Stored rows:
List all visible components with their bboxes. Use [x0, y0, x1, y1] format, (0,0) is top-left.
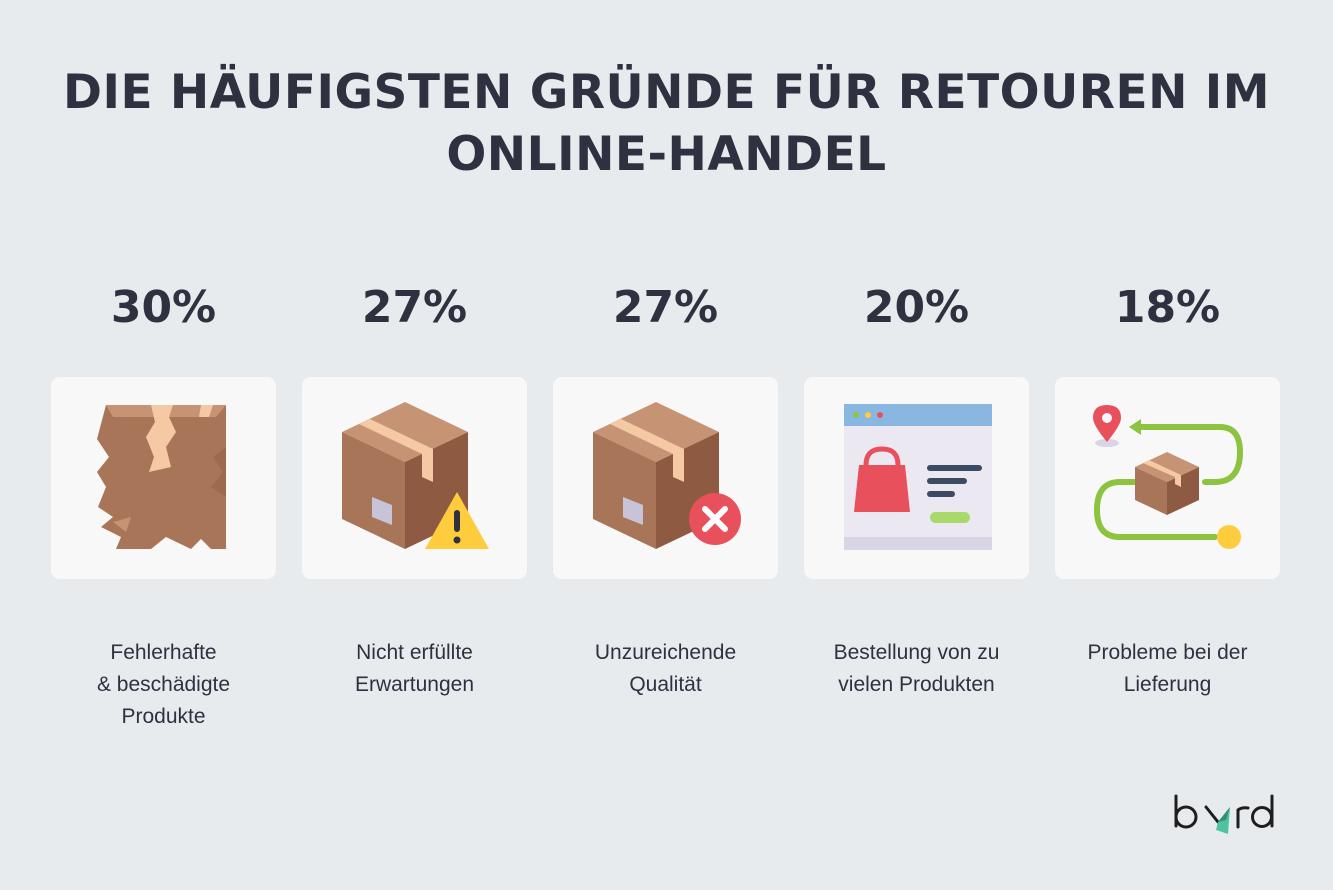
value-label: 27%	[612, 282, 719, 333]
category-label: Probleme bei der Lieferung	[1087, 641, 1248, 696]
online-shop-window-icon	[844, 404, 992, 550]
byrd-logo-icon	[1174, 794, 1274, 834]
value-label: 20%	[863, 282, 970, 333]
value-label: 27%	[361, 282, 468, 333]
reason-column: 30% Fehlerhafte & beschädigte Produkte	[51, 280, 276, 728]
icon-card	[302, 377, 527, 579]
icon-card	[553, 377, 778, 579]
icon-card	[1055, 377, 1280, 579]
reason-column: 18% Probleme bei der Lieferung	[1055, 280, 1280, 696]
category-label: Unzureichende Qualität	[594, 641, 737, 696]
reason-column: 20% Bestellung von zu vielen Produkten	[804, 280, 1029, 696]
icon-card	[804, 377, 1029, 579]
reason-column: 27% Nicht erfüllte Erwartungen	[302, 280, 527, 696]
category-label: Fehlerhafte & beschädigte Produkte	[96, 641, 231, 728]
box-warning-icon	[342, 402, 489, 549]
delivery-route-icon	[1093, 405, 1244, 549]
title-line-2: ONLINE-HANDEL	[446, 127, 887, 182]
category-label: Nicht erfüllte Erwartungen	[354, 641, 475, 696]
value-label: 18%	[1114, 282, 1221, 333]
byrd-logo	[1168, 790, 1283, 844]
value-label: 30%	[110, 282, 217, 333]
broken-box-icon	[97, 405, 226, 549]
reason-column: 27% Unzureichende Qualität	[553, 280, 778, 696]
box-error-icon	[593, 402, 741, 549]
title-line-1: DIE HÄUFIGSTEN GRÜNDE FÜR RETOUREN IM	[62, 65, 1271, 120]
category-label: Bestellung von zu vielen Produkten	[833, 641, 1000, 696]
icon-card	[51, 377, 276, 579]
page-title: DIE HÄUFIGSTEN GRÜNDE FÜR RETOUREN IM ON…	[0, 62, 1333, 186]
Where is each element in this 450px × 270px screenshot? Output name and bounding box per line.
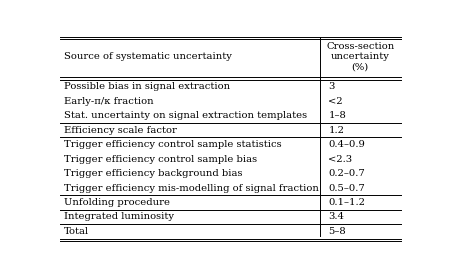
Text: Total: Total (64, 227, 89, 236)
Text: Possible bias in signal extraction: Possible bias in signal extraction (64, 82, 230, 91)
Text: Trigger efficiency control sample statistics: Trigger efficiency control sample statis… (64, 140, 282, 149)
Text: Trigger efficiency background bias: Trigger efficiency background bias (64, 169, 243, 178)
Text: 1–8: 1–8 (328, 111, 346, 120)
Text: 0.5–0.7: 0.5–0.7 (328, 184, 365, 193)
Text: 0.2–0.7: 0.2–0.7 (328, 169, 365, 178)
Text: Source of systematic uncertainty: Source of systematic uncertainty (64, 52, 232, 61)
Text: <2: <2 (328, 97, 343, 106)
Text: <2.3: <2.3 (328, 155, 352, 164)
Text: Integrated luminosity: Integrated luminosity (64, 212, 174, 221)
Text: Efficiency scale factor: Efficiency scale factor (64, 126, 177, 135)
Text: Early-π/κ fraction: Early-π/κ fraction (64, 97, 153, 106)
Text: Stat. uncertainty on signal extraction templates: Stat. uncertainty on signal extraction t… (64, 111, 307, 120)
Text: Trigger efficiency mis-modelling of signal fraction: Trigger efficiency mis-modelling of sign… (64, 184, 319, 193)
Text: 3: 3 (328, 82, 335, 91)
Text: Trigger efficiency control sample bias: Trigger efficiency control sample bias (64, 155, 257, 164)
Text: 0.1–1.2: 0.1–1.2 (328, 198, 365, 207)
Text: 5–8: 5–8 (328, 227, 346, 236)
Text: 3.4: 3.4 (328, 212, 344, 221)
Text: Cross-section
uncertainty
(%): Cross-section uncertainty (%) (326, 42, 394, 72)
Text: 0.4–0.9: 0.4–0.9 (328, 140, 365, 149)
Text: Unfolding procedure: Unfolding procedure (64, 198, 170, 207)
Text: 1.2: 1.2 (328, 126, 344, 135)
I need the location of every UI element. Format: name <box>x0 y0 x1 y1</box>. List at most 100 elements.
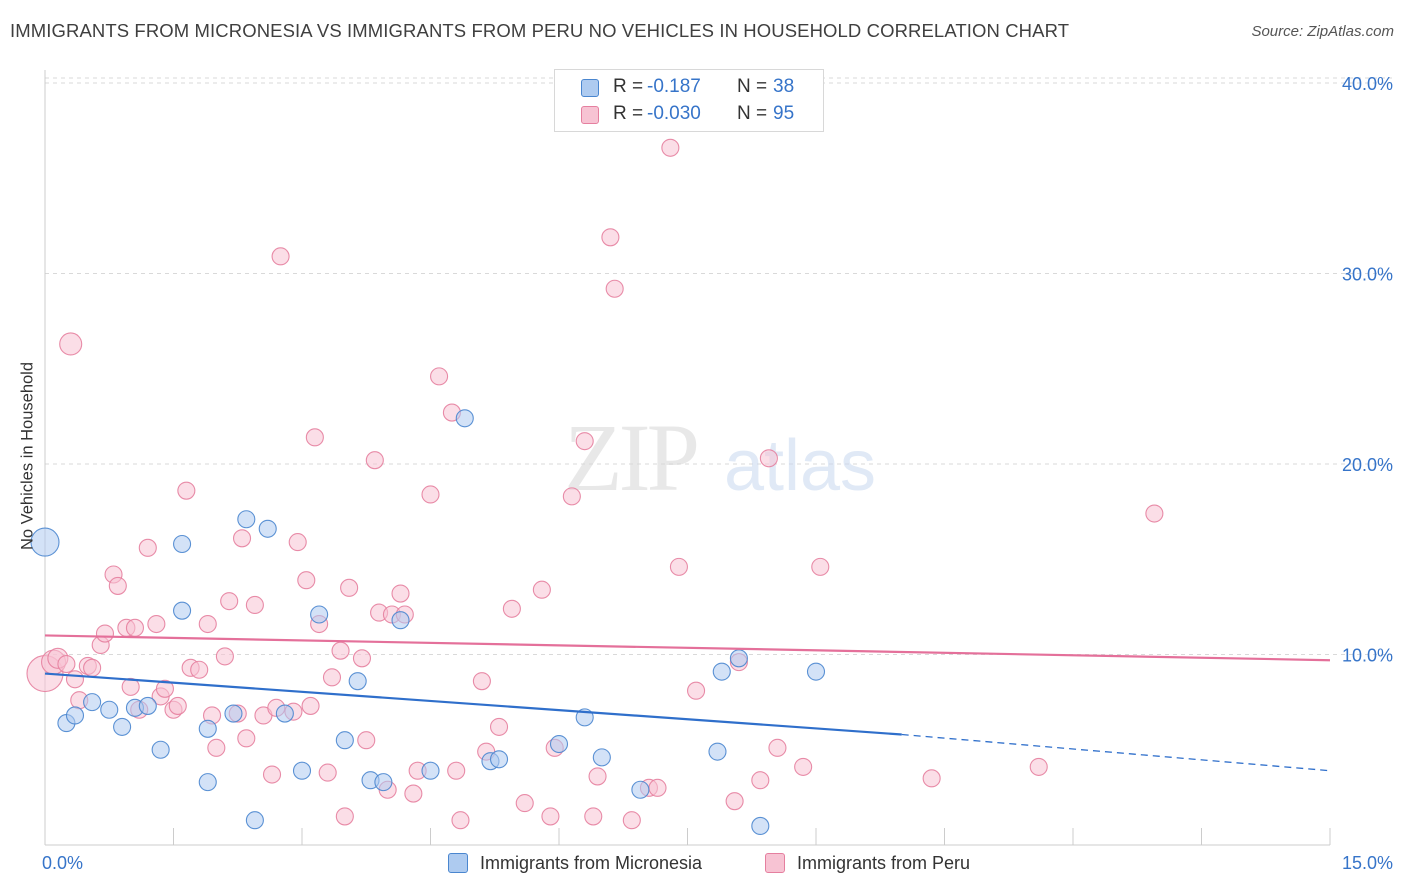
peru-point <box>648 778 667 797</box>
peru-point <box>220 592 239 611</box>
peru-point <box>687 681 706 700</box>
micronesia-point <box>138 696 157 715</box>
stats-box: R = -0.187 N = 38 R = -0.030 N = 95 <box>554 69 824 132</box>
micronesia-r-value: -0.187 <box>647 76 701 97</box>
peru-point <box>588 767 607 786</box>
peru-point <box>451 811 470 830</box>
x-tick-label: 15.0% <box>1342 853 1393 873</box>
peru-point <box>584 807 603 826</box>
peru-point <box>391 584 410 603</box>
peru-point <box>301 696 320 715</box>
peru-point <box>430 367 449 386</box>
peru-point <box>59 332 83 356</box>
y-tick-label: 30.0% <box>1342 265 1393 285</box>
r-label: R = <box>613 103 644 124</box>
peru-point <box>768 738 787 757</box>
micronesia-point <box>245 811 264 830</box>
trend-lines <box>44 634 1331 772</box>
source-credit: Source: ZipAtlas.com <box>1251 23 1394 40</box>
micronesia-point <box>374 773 393 792</box>
micronesia-point <box>806 662 826 681</box>
micronesia-point <box>65 706 85 725</box>
peru-r-value: -0.030 <box>647 103 701 124</box>
micronesia-point <box>455 409 474 428</box>
y-tick-label: 10.0% <box>1342 646 1393 666</box>
peru-point <box>245 595 264 615</box>
micronesia-point <box>198 773 217 792</box>
micronesia-point <box>729 649 748 668</box>
peru-point <box>177 481 196 500</box>
peru-point <box>421 485 440 504</box>
peru-point <box>601 228 620 247</box>
peru-point <box>811 557 830 576</box>
peru-point <box>335 807 354 826</box>
micronesia-point <box>113 717 132 736</box>
peru-point <box>331 641 350 660</box>
micronesia-point <box>83 693 102 712</box>
micronesia-point <box>224 704 243 723</box>
peru-point <box>357 731 376 750</box>
micronesia-point <box>258 519 277 538</box>
peru-point <box>271 247 290 266</box>
tick-labels: 10.0% 20.0% 30.0% 40.0% 0.0% 15.0% <box>42 74 1393 873</box>
peru-point <box>472 672 491 691</box>
y-tick-label: 20.0% <box>1342 455 1393 475</box>
peru-point <box>168 696 187 715</box>
peru-point <box>340 578 359 597</box>
stats-row-peru: R = -0.030 N = 95 <box>555 101 823 127</box>
micronesia-point <box>712 662 731 681</box>
n-label: N = <box>737 76 768 97</box>
micronesia-point <box>391 611 410 630</box>
y-axis-label: No Vehicles in Household <box>18 361 37 551</box>
peru-point <box>532 580 551 599</box>
micronesia-swatch <box>581 79 599 97</box>
legend-swatch-peru <box>765 853 785 873</box>
peru-point <box>95 624 115 643</box>
peru-point <box>155 679 174 698</box>
micronesia-point <box>631 780 650 799</box>
micronesia-point <box>335 731 354 750</box>
peru-point <box>215 647 234 666</box>
micronesia-point <box>708 742 727 761</box>
legend-label-peru: Immigrants from Peru <box>797 853 971 873</box>
peru-point <box>447 761 466 780</box>
micronesia-point <box>30 527 60 557</box>
micronesia-point <box>173 534 192 554</box>
peru-point <box>1145 504 1164 523</box>
peru-point <box>262 765 282 784</box>
peru-point <box>605 279 624 298</box>
micronesia-point <box>173 601 192 620</box>
watermark: ZIP atlas <box>564 404 876 511</box>
y-tick-label: 40.0% <box>1342 74 1393 94</box>
peru-point <box>318 763 337 782</box>
watermark-zip: ZIP <box>564 404 697 511</box>
micronesia-point <box>592 748 611 767</box>
micronesia-point <box>751 816 770 836</box>
watermark-atlas: atlas <box>724 426 876 506</box>
peru-point <box>622 811 641 830</box>
peru-point <box>322 668 342 687</box>
peru-point <box>288 533 307 552</box>
peru-point <box>147 614 166 634</box>
peru-point <box>108 576 127 595</box>
micronesia-trend-extension <box>901 733 1331 772</box>
peru-point <box>57 654 76 674</box>
peru-point <box>198 614 217 634</box>
peru-point <box>237 729 256 748</box>
micronesia-trend-line <box>44 672 902 736</box>
n-label: N = <box>737 103 768 124</box>
micronesia-point <box>100 700 119 719</box>
grid-lines <box>45 77 1392 655</box>
peru-point <box>207 738 226 757</box>
peru-point <box>794 757 813 776</box>
r-label: R = <box>613 76 644 97</box>
micronesia-point <box>198 719 217 738</box>
micronesia-point <box>292 761 312 780</box>
peru-point <box>365 451 384 470</box>
peru-point <box>759 449 778 468</box>
peru-swatch <box>581 106 599 124</box>
peru-point <box>121 677 140 696</box>
peru-point <box>541 807 560 826</box>
peru-point <box>661 138 680 157</box>
micronesia-point <box>348 672 367 691</box>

Brief: Filter the lines above and keep only those that contain the word "Fehlerhafte".

Result below:
reason-column: 30% Fehlerhafte & beschädigte Produkte	[51, 280, 276, 728]
category-label: Fehlerhafte & beschädigte Produkte	[96, 641, 231, 728]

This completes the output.